[Extracted data entries]
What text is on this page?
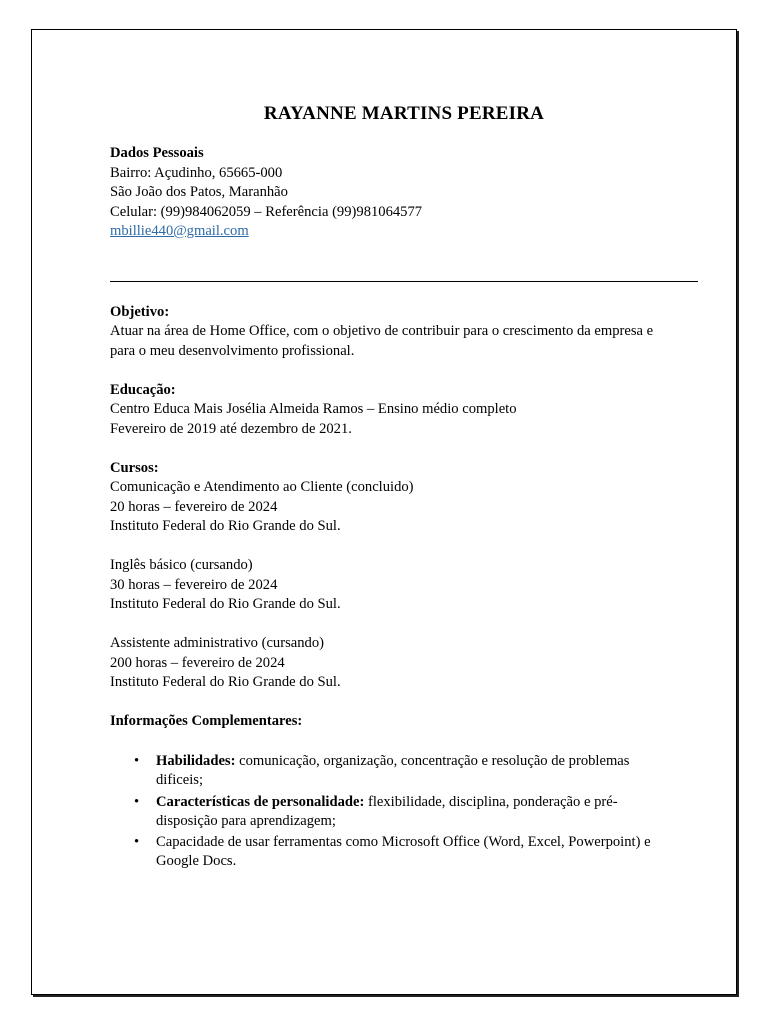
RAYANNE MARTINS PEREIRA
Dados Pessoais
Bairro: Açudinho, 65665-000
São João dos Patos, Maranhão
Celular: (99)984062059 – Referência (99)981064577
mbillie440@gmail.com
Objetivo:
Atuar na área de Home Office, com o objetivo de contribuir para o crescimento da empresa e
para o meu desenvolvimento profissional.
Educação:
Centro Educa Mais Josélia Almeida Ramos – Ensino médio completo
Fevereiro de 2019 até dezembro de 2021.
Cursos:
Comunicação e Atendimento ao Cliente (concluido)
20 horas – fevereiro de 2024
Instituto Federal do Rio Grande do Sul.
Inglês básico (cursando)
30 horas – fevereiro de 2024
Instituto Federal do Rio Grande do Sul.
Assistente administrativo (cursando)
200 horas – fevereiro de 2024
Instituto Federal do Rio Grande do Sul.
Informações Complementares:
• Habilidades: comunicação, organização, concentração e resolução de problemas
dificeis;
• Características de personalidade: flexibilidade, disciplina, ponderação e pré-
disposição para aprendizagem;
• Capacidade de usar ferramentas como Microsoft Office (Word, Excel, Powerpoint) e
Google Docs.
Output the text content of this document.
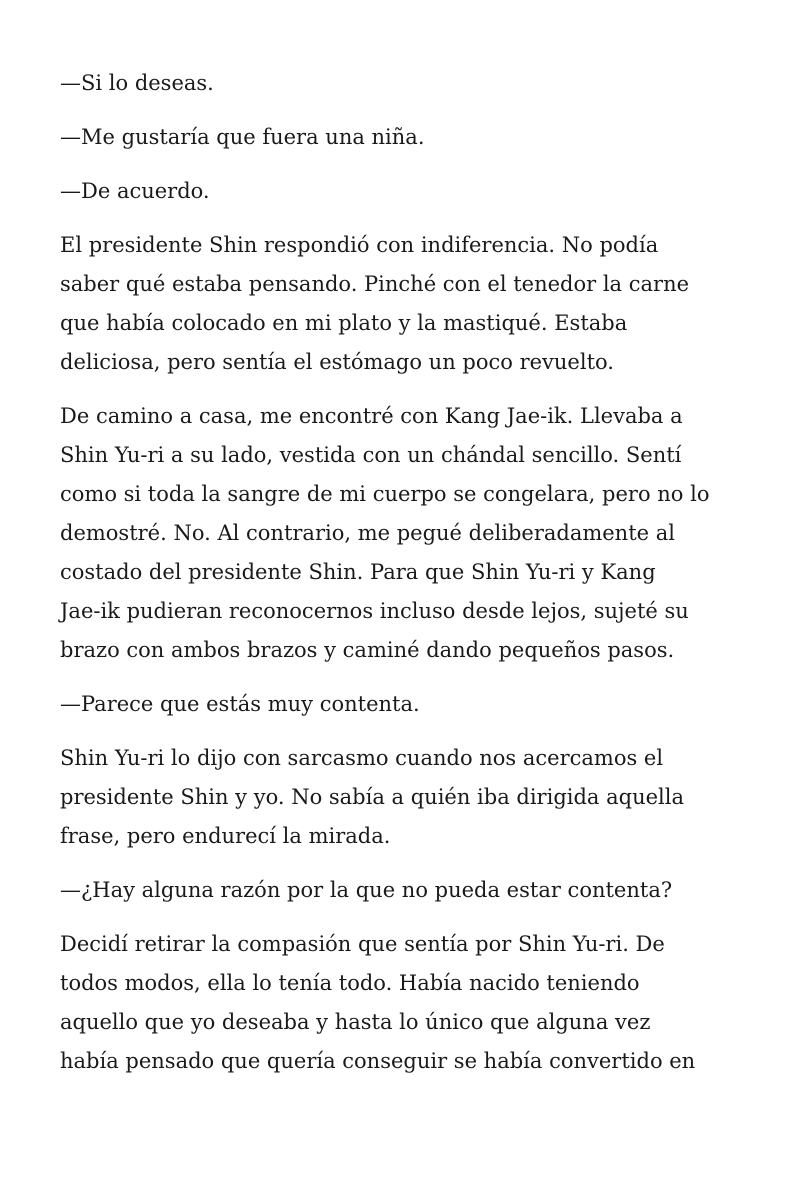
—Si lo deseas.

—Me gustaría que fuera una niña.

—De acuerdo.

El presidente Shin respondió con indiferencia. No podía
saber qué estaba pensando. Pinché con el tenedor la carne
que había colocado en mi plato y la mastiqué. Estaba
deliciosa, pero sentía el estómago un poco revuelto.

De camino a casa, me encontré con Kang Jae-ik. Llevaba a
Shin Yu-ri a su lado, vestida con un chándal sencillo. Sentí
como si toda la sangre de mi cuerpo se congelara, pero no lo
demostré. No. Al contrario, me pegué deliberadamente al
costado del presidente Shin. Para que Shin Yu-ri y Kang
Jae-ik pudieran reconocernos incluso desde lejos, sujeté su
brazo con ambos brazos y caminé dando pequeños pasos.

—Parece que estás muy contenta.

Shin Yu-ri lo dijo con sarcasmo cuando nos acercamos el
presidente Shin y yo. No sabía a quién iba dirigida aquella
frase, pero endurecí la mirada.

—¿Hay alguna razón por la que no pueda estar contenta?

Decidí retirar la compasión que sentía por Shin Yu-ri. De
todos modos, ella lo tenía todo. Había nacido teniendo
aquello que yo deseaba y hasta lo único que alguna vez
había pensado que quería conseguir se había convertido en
---
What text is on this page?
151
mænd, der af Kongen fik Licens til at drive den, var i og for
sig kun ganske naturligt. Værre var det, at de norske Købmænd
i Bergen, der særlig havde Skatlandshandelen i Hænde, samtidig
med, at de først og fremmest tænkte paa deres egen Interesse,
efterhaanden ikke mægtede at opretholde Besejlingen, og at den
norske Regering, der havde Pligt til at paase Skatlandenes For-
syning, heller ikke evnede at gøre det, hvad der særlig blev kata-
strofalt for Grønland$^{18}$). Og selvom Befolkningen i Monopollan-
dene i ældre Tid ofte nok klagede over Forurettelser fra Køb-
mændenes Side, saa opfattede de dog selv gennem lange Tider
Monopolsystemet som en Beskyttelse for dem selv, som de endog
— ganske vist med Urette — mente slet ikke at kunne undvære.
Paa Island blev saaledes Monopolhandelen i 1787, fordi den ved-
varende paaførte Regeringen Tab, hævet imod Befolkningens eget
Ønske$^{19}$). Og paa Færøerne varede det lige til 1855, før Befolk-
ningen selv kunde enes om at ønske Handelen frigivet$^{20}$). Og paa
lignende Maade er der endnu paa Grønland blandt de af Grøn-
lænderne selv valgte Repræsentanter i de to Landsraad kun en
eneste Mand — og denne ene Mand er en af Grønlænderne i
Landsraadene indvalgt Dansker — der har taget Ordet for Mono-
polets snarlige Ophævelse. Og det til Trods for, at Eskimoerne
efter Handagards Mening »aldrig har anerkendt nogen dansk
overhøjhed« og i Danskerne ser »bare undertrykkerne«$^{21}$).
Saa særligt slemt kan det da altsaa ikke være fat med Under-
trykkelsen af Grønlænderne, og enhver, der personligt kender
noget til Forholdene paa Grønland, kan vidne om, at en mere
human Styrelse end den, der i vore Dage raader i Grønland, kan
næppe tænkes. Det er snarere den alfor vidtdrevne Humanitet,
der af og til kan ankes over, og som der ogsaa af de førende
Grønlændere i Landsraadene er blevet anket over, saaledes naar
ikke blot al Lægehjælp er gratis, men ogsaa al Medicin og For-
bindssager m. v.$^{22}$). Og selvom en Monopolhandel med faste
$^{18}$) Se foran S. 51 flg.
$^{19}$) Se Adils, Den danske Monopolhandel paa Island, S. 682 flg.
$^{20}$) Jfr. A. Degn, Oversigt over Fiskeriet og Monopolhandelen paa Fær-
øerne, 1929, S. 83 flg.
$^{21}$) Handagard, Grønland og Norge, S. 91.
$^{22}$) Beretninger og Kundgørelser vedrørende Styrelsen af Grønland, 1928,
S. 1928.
---
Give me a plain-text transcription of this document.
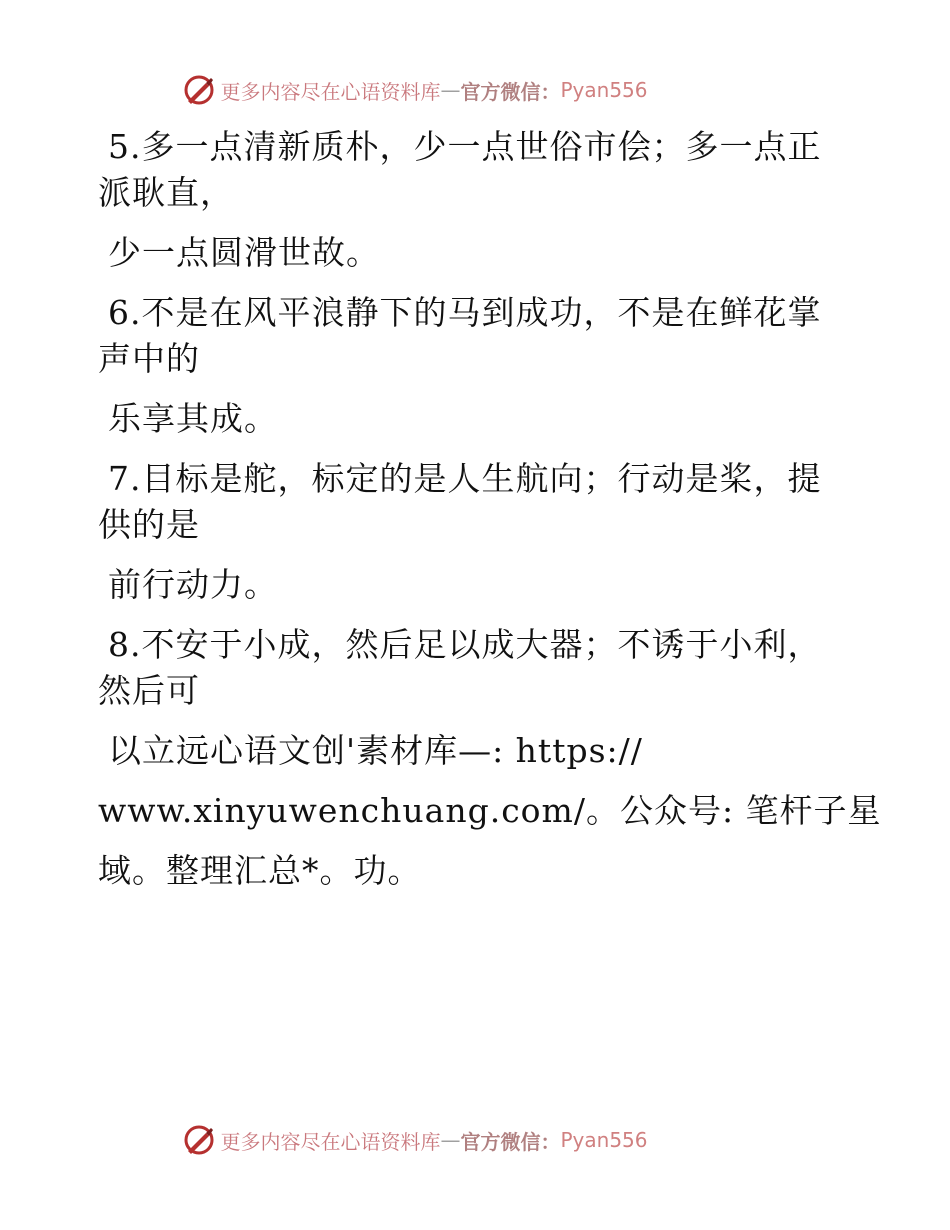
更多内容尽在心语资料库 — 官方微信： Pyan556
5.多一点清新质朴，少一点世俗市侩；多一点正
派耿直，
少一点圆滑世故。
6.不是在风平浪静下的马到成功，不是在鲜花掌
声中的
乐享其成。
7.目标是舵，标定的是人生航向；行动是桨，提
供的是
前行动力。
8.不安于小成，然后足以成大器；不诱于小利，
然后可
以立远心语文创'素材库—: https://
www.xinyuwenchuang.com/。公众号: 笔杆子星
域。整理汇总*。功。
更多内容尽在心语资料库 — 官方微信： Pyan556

▸ **SHORT EXERCISE**:
Your answer should be one number: how many lines in the material above contain the string "Grønland".

▸ **SOLUTION BELOW**:
6